- **WHAT THE TASK ASKS**:
Set down, in full, every record in the block.

==*==

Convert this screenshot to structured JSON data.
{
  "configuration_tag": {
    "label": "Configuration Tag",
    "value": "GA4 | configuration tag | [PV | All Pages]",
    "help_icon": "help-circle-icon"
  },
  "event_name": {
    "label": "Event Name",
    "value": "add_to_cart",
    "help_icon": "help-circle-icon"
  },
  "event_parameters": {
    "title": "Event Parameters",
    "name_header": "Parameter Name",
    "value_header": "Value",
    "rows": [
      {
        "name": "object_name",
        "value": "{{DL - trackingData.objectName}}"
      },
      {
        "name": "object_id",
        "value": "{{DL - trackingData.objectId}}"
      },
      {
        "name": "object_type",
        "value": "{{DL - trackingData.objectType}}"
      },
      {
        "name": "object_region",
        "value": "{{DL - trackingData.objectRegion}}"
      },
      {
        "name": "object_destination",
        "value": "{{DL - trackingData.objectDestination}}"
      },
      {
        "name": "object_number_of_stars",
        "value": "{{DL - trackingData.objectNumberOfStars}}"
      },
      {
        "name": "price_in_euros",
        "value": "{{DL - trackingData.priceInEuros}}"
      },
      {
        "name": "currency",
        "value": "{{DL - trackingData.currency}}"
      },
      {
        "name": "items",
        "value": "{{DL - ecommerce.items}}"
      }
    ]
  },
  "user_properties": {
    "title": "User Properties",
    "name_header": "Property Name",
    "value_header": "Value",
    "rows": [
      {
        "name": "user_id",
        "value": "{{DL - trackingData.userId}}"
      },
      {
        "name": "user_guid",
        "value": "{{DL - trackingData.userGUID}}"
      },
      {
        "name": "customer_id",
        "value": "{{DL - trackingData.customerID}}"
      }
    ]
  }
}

==*==

- **WRITTEN RESPONSE**:
Convert this screenshot to structured JSON data.
{
  "configuration_tag": {
    "label": "Configuration Tag",
    "value": "GA4 | configuration tag | [PV | All Pages]",
    "help_icon": "help-circle-icon"
  },
  "event_name": {
    "label": "Event Name",
    "value": "add_to_cart",
    "help_icon": "help-circle-icon"
  },
  "event_parameters": {
    "title": "Event Parameters",
    "name_header": "Parameter Name",
    "value_header": "Value",
    "rows": [
      {
        "name": "object_name",
        "value": "{{DL - trackingData.objectName}}"
      },
      {
        "name": "object_id",
        "value": "{{DL - trackingData.objectId}}"
      },
      {
        "name": "object_type",
        "value": "{{DL - trackingData.objectType}}"
      },
      {
        "name": "object_region",
        "value": "{{DL - trackingData.objectRegion}}"
      },
      {
        "name": "object_destination",
        "value": "{{DL - trackingData.objectDestination}}"
      },
      {
        "name": "object_number_of_stars",
        "value": "{{DL - trackingData.objectNumberOfStars}}"
      },
      {
        "name": "price_in_euros",
        "value": "{{DL - trackingData.priceInEuros}}"
      },
      {
        "name": "currency",
        "value": "{{DL - trackingData.currency}}"
      },
      {
        "name": "items",
        "value": "{{DL - ecommerce.items}}"
      }
    ]
  },
  "user_properties": {
    "title": "User Properties",
    "name_header": "Property Name",
    "value_header": "Value",
    "rows": [
      {
        "name": "user_id",
        "value": "{{DL - trackingData.userId}}"
      },
      {
        "name": "user_guid",
        "value": "{{DL - trackingData.userGUID}}"
      },
      {
        "name": "customer_id",
        "value": "{{DL - trackingData.customerID}}"
      }
    ]
  }
}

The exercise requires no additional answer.